_Problem description_: Look through the material below. Copy every line with the string "Positive" in it.

Records about charts and figures:
--- BEGIN ---

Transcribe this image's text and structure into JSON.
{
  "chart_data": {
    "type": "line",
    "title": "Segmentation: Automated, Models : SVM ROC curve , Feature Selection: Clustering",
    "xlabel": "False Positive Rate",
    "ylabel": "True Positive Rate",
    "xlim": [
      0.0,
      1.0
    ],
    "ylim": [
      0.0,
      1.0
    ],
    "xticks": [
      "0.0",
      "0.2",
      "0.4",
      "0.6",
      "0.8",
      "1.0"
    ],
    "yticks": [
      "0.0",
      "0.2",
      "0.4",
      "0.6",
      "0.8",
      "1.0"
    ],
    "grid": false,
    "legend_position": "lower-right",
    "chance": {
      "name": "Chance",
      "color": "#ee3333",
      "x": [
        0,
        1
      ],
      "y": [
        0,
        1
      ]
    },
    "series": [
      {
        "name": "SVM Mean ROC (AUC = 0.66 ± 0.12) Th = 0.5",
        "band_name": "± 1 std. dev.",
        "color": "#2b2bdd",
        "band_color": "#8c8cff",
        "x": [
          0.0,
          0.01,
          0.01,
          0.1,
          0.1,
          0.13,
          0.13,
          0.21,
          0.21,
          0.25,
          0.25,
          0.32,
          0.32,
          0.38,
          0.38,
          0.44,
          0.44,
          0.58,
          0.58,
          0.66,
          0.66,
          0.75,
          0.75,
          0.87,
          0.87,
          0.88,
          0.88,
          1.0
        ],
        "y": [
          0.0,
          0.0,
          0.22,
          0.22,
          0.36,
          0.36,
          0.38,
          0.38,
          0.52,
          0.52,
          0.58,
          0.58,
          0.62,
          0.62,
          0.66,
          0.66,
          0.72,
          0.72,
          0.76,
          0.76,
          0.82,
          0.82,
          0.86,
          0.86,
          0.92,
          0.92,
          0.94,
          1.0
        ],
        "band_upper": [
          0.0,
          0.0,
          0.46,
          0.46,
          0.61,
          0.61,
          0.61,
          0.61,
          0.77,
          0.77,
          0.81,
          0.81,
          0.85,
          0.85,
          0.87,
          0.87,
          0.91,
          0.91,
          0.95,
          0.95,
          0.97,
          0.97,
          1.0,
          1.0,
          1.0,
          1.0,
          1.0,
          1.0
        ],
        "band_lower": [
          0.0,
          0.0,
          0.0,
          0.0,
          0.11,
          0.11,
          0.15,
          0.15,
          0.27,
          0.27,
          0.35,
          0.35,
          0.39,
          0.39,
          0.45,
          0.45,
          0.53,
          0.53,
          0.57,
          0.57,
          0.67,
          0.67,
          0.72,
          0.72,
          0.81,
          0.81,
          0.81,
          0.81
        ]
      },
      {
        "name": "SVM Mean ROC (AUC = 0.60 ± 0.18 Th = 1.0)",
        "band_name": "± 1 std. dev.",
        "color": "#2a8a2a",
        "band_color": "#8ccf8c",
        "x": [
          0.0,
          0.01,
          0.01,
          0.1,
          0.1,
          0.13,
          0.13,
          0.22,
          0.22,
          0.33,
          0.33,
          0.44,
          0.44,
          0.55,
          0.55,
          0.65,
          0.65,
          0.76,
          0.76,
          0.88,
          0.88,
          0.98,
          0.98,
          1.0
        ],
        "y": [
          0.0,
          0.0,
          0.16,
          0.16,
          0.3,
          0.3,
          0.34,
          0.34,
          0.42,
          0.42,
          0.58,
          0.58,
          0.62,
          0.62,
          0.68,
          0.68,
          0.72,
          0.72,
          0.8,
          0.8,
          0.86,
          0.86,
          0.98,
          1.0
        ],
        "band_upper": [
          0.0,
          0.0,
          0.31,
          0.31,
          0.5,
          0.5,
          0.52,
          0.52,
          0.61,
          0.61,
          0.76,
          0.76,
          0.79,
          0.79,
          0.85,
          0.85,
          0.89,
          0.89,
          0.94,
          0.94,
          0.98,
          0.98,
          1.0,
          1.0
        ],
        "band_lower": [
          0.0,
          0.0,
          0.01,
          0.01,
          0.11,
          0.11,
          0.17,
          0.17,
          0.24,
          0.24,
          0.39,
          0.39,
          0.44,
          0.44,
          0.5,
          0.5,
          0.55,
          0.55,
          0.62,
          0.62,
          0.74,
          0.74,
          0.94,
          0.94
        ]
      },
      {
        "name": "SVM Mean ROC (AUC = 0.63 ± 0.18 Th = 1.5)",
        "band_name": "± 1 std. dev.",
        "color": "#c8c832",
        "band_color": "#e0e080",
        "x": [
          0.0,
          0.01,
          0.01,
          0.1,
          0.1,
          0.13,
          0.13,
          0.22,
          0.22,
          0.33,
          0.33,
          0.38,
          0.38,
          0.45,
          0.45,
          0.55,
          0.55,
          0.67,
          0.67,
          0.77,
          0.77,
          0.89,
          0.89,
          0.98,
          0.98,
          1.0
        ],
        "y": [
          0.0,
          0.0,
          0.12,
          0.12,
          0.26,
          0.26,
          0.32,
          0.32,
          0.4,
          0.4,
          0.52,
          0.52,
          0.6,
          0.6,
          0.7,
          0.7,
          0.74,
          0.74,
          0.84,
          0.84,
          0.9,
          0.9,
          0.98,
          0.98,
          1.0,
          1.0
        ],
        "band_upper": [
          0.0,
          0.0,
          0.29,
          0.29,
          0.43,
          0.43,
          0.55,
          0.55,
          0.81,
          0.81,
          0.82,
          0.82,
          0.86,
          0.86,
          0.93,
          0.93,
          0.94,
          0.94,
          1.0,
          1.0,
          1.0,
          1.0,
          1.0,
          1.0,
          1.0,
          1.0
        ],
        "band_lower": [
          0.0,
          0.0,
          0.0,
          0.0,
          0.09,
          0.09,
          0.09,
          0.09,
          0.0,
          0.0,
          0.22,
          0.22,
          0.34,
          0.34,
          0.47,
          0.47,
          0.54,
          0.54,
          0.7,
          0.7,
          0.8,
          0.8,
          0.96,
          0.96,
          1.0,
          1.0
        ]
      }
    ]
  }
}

--- END ---

_Output for this exercise_:
    "xlabel": "False Positive Rate",
    "ylabel": "True Positive Rate",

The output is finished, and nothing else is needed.